══ Records for this task ══
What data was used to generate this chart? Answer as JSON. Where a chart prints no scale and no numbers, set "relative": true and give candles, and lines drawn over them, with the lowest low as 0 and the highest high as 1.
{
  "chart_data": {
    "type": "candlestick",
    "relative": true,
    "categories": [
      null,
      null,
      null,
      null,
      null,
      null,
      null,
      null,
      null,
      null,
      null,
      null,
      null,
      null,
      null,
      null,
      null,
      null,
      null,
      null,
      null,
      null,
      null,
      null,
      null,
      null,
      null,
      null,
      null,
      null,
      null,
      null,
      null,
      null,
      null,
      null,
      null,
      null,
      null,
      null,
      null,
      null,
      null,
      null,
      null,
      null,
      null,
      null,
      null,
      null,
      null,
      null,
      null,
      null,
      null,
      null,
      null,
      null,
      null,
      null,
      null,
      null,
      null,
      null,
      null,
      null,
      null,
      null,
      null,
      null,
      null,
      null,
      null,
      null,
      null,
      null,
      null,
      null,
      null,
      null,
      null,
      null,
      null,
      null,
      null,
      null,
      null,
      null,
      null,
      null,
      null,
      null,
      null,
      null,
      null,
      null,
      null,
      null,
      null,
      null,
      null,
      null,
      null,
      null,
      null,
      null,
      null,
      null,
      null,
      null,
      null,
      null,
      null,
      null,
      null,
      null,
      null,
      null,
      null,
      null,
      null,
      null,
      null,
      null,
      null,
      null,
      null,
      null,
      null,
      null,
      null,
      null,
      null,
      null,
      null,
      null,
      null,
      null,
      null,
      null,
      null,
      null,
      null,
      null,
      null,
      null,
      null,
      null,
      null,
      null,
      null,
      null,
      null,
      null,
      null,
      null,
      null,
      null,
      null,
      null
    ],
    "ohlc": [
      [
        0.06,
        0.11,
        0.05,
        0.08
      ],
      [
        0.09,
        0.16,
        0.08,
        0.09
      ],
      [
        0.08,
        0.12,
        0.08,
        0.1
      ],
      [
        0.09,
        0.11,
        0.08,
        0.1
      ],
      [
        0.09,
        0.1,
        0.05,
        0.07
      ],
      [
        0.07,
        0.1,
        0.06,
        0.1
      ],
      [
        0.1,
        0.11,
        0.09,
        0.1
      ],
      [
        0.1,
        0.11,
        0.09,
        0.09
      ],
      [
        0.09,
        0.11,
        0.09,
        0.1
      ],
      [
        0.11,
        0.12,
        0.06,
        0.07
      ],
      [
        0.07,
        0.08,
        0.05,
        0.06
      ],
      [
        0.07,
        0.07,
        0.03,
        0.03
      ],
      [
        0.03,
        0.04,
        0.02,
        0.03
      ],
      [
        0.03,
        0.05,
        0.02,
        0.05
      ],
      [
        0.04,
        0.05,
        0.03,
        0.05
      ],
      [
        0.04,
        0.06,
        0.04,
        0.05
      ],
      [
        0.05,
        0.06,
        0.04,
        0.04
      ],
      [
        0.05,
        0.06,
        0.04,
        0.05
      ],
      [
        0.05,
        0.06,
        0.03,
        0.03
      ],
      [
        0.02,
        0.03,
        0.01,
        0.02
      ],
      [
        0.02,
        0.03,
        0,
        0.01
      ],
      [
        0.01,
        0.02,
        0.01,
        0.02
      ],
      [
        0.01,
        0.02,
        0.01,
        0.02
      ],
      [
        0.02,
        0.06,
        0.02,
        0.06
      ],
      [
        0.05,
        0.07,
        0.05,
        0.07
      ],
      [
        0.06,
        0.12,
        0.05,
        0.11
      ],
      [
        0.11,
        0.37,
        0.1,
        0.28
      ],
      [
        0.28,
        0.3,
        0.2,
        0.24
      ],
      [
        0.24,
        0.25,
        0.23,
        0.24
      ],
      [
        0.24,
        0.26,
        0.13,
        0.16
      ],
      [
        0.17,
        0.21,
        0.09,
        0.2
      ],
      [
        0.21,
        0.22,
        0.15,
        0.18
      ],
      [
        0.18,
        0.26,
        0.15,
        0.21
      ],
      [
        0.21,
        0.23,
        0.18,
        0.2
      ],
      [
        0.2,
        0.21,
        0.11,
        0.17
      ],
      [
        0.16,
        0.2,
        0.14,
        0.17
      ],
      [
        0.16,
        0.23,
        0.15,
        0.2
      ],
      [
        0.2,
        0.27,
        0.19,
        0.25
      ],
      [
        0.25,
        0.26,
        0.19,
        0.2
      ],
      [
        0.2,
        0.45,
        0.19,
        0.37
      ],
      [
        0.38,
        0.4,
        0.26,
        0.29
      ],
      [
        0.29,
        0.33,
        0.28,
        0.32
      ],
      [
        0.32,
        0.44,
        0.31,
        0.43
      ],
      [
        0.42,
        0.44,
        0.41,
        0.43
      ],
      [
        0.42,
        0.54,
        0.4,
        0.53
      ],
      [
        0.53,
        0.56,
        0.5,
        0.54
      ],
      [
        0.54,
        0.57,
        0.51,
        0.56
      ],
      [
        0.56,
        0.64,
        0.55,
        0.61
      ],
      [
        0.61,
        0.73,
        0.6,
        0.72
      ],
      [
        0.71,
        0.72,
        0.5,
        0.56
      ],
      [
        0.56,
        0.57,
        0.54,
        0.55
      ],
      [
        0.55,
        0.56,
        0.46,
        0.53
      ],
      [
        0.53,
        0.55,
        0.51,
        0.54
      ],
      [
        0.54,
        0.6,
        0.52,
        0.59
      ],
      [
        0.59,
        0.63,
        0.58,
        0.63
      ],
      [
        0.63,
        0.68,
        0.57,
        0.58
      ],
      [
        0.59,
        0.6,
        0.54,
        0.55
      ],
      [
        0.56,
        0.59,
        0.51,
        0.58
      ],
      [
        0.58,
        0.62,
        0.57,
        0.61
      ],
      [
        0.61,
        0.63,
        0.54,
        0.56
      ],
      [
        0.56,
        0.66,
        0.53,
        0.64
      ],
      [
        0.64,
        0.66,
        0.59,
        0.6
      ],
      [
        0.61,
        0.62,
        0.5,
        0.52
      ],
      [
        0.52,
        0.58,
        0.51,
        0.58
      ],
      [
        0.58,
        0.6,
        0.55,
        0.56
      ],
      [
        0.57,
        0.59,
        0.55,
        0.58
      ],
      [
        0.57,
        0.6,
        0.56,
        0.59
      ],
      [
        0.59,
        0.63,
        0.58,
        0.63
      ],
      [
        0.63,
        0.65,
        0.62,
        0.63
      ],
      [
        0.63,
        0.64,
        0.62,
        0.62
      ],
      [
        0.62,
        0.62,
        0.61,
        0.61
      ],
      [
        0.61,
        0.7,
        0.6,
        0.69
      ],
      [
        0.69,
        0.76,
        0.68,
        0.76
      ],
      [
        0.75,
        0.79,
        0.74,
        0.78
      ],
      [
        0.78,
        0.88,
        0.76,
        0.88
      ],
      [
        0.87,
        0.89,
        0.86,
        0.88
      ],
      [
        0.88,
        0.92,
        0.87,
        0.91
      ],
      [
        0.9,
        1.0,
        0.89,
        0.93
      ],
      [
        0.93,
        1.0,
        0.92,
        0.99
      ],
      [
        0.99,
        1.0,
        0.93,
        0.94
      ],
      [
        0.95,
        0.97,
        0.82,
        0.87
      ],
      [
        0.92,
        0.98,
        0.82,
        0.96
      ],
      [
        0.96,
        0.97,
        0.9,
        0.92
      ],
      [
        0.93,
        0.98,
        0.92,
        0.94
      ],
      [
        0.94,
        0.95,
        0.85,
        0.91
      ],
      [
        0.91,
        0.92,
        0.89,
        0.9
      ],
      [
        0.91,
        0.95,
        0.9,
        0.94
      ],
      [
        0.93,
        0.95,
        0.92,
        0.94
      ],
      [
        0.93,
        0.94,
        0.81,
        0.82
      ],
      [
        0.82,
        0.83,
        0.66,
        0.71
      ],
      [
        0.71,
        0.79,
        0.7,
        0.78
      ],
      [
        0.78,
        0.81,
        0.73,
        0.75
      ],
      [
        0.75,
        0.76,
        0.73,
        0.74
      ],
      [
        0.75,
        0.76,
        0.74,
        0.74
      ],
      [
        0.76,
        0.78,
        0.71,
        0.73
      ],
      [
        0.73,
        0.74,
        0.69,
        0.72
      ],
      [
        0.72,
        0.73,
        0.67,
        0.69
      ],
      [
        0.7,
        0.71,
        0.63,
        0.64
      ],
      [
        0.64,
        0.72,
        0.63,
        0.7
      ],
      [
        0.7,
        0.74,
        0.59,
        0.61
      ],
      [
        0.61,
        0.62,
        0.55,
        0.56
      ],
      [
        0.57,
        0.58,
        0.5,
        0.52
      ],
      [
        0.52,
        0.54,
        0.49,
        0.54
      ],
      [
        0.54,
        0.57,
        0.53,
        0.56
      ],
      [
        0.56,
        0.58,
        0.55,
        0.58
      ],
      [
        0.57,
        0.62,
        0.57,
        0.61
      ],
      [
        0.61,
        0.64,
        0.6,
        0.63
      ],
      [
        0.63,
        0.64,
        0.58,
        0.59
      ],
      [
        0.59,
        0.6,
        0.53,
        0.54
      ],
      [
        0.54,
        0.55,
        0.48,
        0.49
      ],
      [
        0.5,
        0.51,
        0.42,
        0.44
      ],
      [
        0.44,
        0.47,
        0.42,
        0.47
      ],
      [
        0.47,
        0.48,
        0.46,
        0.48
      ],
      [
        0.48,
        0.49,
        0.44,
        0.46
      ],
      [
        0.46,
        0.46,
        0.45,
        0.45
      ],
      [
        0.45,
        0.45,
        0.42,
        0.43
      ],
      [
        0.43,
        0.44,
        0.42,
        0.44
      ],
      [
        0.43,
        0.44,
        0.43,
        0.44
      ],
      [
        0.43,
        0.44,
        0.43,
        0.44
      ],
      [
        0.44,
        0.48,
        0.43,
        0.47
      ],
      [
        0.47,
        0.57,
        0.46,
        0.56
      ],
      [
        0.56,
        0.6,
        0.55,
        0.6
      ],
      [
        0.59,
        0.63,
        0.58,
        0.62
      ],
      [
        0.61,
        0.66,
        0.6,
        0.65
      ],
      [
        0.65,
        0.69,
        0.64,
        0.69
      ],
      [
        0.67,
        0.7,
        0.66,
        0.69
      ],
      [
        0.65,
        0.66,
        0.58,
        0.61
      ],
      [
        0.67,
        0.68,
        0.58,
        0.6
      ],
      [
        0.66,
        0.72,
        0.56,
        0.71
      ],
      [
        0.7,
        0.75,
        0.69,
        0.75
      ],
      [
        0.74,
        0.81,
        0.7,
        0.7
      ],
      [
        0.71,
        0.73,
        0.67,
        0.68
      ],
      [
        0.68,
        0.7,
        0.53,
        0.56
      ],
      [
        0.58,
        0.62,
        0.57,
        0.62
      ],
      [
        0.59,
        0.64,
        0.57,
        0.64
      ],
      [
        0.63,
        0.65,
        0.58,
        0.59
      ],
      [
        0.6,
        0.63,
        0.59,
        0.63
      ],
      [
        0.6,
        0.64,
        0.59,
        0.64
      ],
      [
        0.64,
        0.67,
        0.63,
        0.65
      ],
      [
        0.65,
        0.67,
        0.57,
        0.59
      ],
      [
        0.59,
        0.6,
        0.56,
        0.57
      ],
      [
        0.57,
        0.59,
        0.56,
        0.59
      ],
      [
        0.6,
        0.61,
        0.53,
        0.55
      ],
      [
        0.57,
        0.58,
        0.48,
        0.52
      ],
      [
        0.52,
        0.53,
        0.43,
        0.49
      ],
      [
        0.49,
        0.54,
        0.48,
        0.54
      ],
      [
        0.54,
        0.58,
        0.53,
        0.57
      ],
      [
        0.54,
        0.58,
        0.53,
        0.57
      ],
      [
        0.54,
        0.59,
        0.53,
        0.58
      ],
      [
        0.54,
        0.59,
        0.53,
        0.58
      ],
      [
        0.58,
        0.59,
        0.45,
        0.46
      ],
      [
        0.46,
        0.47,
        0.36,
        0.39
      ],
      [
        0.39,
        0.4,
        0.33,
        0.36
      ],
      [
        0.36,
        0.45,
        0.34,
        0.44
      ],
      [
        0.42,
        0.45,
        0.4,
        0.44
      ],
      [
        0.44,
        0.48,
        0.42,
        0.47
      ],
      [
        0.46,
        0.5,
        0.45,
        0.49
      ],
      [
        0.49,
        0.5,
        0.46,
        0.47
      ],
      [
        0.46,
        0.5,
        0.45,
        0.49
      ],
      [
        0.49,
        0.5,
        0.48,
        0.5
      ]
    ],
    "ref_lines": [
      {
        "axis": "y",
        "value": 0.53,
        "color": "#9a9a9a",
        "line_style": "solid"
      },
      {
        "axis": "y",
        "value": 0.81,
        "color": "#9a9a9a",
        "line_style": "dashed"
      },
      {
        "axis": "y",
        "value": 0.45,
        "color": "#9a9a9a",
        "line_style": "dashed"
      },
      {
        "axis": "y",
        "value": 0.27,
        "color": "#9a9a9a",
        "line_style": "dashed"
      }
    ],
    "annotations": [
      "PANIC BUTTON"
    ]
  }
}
═══
● **What you should do**: Report how many lines in this data include the string "true", and nothing else.

● **Result of this exercise**: 2